The task: Check each line of the records for "document"; collect those that have it.

Supplied data:

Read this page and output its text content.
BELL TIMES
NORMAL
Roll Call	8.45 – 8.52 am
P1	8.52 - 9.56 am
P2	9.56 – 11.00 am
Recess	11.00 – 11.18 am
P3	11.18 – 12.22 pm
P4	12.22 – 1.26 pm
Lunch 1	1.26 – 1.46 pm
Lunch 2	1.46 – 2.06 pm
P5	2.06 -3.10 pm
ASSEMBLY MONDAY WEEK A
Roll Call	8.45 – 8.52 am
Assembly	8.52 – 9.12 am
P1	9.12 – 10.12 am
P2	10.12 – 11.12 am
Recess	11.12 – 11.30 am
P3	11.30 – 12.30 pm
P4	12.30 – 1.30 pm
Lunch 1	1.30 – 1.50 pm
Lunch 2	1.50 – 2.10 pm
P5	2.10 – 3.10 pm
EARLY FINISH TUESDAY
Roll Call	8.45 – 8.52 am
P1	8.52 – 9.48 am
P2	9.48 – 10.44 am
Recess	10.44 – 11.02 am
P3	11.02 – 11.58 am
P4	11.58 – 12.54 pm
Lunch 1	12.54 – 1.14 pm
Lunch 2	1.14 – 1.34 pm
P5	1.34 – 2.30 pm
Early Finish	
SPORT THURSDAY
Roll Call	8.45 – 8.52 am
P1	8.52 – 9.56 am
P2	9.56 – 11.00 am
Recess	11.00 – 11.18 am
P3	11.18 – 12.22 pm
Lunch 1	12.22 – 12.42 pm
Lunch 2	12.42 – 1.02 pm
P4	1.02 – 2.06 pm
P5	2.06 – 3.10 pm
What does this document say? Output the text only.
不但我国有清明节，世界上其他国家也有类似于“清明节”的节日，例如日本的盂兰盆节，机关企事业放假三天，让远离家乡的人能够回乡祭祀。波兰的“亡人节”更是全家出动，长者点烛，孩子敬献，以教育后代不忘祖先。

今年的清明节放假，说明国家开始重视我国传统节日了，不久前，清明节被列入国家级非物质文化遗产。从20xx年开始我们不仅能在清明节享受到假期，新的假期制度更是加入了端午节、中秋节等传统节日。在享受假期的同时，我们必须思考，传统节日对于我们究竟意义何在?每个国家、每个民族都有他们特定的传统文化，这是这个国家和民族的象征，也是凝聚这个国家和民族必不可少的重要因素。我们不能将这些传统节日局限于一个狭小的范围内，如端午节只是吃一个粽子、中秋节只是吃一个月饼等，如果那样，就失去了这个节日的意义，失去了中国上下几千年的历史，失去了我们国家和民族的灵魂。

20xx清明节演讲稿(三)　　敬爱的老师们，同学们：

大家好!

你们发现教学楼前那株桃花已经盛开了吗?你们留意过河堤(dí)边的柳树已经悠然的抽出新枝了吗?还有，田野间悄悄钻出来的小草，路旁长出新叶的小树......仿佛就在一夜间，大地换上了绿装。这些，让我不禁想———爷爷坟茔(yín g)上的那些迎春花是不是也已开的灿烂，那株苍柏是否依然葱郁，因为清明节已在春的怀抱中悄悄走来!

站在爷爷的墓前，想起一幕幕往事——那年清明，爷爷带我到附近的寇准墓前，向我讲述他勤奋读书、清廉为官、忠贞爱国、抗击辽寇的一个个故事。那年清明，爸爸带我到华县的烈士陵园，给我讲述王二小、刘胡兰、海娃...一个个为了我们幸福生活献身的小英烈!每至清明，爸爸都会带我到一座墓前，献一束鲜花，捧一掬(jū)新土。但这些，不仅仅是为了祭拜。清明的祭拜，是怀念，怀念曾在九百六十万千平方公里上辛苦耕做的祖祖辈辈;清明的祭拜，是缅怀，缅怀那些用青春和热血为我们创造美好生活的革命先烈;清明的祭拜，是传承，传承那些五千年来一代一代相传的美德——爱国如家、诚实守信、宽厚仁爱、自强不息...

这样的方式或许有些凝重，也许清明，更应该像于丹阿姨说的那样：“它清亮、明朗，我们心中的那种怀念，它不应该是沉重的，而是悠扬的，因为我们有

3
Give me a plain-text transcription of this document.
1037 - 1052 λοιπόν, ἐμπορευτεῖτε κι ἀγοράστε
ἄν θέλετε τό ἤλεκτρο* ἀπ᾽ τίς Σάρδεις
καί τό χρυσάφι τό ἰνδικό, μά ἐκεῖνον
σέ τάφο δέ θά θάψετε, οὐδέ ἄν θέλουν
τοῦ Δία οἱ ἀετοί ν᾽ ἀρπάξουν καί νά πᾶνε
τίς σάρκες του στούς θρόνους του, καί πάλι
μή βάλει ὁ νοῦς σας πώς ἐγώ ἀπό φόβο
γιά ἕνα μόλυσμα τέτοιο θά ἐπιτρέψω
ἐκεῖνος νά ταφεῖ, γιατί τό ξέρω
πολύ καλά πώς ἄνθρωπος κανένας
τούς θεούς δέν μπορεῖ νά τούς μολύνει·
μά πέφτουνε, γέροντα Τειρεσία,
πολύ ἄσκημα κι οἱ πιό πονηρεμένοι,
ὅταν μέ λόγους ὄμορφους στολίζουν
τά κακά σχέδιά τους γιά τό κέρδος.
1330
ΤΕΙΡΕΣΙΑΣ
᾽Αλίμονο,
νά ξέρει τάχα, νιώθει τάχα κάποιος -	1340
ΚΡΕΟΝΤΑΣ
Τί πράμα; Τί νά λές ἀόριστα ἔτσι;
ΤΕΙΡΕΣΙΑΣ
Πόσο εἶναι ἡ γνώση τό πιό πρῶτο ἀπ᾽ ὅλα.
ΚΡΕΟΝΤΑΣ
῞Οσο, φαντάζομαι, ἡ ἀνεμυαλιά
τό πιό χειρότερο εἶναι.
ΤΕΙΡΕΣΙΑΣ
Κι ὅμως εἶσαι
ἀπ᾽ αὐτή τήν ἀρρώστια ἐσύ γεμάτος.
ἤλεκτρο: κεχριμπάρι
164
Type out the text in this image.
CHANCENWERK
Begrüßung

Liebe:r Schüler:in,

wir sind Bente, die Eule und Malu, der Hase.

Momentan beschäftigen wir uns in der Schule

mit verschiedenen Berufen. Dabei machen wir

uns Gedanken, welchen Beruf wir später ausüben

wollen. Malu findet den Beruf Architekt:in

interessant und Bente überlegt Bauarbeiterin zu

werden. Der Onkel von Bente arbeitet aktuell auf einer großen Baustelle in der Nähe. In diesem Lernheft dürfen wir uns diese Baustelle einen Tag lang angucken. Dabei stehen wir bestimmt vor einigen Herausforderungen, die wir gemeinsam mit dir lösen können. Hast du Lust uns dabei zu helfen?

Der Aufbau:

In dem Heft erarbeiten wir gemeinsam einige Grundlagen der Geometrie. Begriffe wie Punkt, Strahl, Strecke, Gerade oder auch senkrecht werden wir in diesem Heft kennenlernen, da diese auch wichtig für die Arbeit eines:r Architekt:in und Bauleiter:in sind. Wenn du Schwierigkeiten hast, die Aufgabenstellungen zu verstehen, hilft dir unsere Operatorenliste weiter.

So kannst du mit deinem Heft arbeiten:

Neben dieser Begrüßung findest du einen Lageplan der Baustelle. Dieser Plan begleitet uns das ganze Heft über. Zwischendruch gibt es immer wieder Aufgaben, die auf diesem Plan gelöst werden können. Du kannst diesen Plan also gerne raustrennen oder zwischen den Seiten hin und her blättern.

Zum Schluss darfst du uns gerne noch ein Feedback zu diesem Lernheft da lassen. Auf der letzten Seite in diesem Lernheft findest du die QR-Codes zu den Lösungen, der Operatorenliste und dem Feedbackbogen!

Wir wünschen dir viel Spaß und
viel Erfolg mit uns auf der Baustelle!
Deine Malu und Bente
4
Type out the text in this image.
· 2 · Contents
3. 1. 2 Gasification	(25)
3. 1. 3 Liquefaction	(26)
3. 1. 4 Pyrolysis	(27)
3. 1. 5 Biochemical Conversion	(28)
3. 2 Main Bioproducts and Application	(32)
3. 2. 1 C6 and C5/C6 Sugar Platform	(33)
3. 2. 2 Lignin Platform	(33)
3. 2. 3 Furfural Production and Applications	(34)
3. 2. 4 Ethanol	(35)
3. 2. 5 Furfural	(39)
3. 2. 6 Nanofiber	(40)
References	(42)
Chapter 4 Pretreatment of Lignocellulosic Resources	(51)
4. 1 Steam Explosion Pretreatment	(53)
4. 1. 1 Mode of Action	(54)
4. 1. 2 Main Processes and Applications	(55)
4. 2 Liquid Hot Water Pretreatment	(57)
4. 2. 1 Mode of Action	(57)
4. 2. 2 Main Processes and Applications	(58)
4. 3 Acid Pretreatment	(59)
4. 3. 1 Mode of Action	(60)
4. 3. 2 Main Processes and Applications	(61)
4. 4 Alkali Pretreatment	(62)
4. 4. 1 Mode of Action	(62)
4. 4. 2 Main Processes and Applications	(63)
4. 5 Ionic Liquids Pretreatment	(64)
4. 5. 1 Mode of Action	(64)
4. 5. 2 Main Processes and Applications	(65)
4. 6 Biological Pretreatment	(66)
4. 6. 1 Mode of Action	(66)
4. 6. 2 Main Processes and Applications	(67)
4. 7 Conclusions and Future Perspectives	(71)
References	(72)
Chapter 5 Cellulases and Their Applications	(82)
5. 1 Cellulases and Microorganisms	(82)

Worked solution:
What does this document say? Output the text only.
Give me a plain-text transcription of this document.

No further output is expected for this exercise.